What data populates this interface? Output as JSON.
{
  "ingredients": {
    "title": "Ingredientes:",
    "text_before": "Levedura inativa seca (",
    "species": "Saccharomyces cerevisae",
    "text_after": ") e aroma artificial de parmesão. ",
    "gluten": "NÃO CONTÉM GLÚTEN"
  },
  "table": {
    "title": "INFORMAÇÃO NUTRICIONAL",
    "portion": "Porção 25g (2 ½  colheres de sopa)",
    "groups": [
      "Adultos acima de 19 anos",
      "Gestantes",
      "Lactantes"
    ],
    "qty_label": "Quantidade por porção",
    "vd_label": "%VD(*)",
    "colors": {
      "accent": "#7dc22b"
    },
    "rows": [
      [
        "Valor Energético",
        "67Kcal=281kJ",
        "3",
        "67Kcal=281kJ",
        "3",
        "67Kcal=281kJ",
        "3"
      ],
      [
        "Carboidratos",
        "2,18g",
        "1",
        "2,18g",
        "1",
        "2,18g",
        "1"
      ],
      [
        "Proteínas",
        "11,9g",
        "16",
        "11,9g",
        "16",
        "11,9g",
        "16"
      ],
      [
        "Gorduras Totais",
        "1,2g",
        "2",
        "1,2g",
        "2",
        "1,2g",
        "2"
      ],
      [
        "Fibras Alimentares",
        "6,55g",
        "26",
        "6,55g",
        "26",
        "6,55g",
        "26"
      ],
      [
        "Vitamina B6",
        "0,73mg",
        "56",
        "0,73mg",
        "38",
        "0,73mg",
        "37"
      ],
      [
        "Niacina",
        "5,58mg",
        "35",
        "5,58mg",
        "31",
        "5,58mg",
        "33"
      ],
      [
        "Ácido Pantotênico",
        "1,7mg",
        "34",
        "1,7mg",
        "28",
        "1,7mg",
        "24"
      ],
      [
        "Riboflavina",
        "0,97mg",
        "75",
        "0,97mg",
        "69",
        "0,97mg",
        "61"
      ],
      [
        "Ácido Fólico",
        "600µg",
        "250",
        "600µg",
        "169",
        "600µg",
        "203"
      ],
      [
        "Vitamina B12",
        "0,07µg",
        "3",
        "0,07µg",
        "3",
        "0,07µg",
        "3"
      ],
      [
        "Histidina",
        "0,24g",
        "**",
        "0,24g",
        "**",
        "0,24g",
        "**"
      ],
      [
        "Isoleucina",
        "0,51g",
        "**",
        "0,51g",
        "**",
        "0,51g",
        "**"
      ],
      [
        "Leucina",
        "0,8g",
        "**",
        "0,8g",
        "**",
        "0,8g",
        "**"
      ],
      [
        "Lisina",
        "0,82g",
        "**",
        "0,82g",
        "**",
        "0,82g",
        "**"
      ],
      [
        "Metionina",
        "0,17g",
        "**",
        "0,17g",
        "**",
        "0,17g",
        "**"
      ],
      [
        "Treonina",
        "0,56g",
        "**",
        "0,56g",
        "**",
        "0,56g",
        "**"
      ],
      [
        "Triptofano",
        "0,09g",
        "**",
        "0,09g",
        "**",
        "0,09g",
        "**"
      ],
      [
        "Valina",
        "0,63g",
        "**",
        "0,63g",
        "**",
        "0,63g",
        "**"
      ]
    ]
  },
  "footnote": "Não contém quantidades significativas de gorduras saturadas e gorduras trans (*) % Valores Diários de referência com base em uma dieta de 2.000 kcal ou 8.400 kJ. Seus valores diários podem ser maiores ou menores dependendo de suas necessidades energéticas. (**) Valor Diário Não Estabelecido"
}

PROBLEM TO SOLVE:
Every entry must be quoted exactly as it appears above.

ANSWER TO THE EXERCISE:
What data populates this interface? Output as JSON.
{
  "ingredients": {
    "title": "Ingredientes:",
    "text_before": "Levedura inativa seca (",
    "species": "Saccharomyces cerevisae",
    "text_after": ") e aroma artificial de parmesão. ",
    "gluten": "NÃO CONTÉM GLÚTEN"
  },
  "table": {
    "title": "INFORMAÇÃO NUTRICIONAL",
    "portion": "Porção 25g (2 ½  colheres de sopa)",
    "groups": [
      "Adultos acima de 19 anos",
      "Gestantes",
      "Lactantes"
    ],
    "qty_label": "Quantidade por porção",
    "vd_label": "%VD(*)",
    "colors": {
      "accent": "#7dc22b"
    },
    "rows": [
      [
        "Valor Energético",
        "67Kcal=281kJ",
        "3",
        "67Kcal=281kJ",
        "3",
        "67Kcal=281kJ",
        "3"
      ],
      [
        "Carboidratos",
        "2,18g",
        "1",
        "2,18g",
        "1",
        "2,18g",
        "1"
      ],
      [
        "Proteínas",
        "11,9g",
        "16",
        "11,9g",
        "16",
        "11,9g",
        "16"
      ],
      [
        "Gorduras Totais",
        "1,2g",
        "2",
        "1,2g",
        "2",
        "1,2g",
        "2"
      ],
      [
        "Fibras Alimentares",
        "6,55g",
        "26",
        "6,55g",
        "26",
        "6,55g",
        "26"
      ],
      [
        "Vitamina B6",
        "0,73mg",
        "56",
        "0,73mg",
        "38",
        "0,73mg",
        "37"
      ],
      [
        "Niacina",
        "5,58mg",
        "35",
        "5,58mg",
        "31",
        "5,58mg",
        "33"
      ],
      [
        "Ácido Pantotênico",
        "1,7mg",
        "34",
        "1,7mg",
        "28",
        "1,7mg",
        "24"
      ],
      [
        "Riboflavina",
        "0,97mg",
        "75",
        "0,97mg",
        "69",
        "0,97mg",
        "61"
      ],
      [
        "Ácido Fólico",
        "600µg",
        "250",
        "600µg",
        "169",
        "600µg",
        "203"
      ],
      [
        "Vitamina B12",
        "0,07µg",
        "3",
        "0,07µg",
        "3",
        "0,07µg",
        "3"
      ],
      [
        "Histidina",
        "0,24g",
        "**",
        "0,24g",
        "**",
        "0,24g",
        "**"
      ],
      [
        "Isoleucina",
        "0,51g",
        "**",
        "0,51g",
        "**",
        "0,51g",
        "**"
      ],
      [
        "Leucina",
        "0,8g",
        "**",
        "0,8g",
        "**",
        "0,8g",
        "**"
      ],
      [
        "Lisina",
        "0,82g",
        "**",
        "0,82g",
        "**",
        "0,82g",
        "**"
      ],
      [
        "Metionina",
        "0,17g",
        "**",
        "0,17g",
        "**",
        "0,17g",
        "**"
      ],
      [
        "Treonina",
        "0,56g",
        "**",
        "0,56g",
        "**",
        "0,56g",
        "**"
      ],
      [
        "Triptofano",
        "0,09g",
        "**",
        "0,09g",
        "**",
        "0,09g",
        "**"
      ],
      [
        "Valina",
        "0,63g",
        "**",
        "0,63g",
        "**",
        "0,63g",
        "**"
      ]
    ]
  },
  "footnote": "Não contém quantidades significativas de gorduras saturadas e gorduras trans (*) % Valores Diários de referência com base em uma dieta de 2.000 kcal ou 8.400 kJ. Seus valores diários podem ser maiores ou menores dependendo de suas necessidades energéticas. (**) Valor Diário Não Estabelecido"
}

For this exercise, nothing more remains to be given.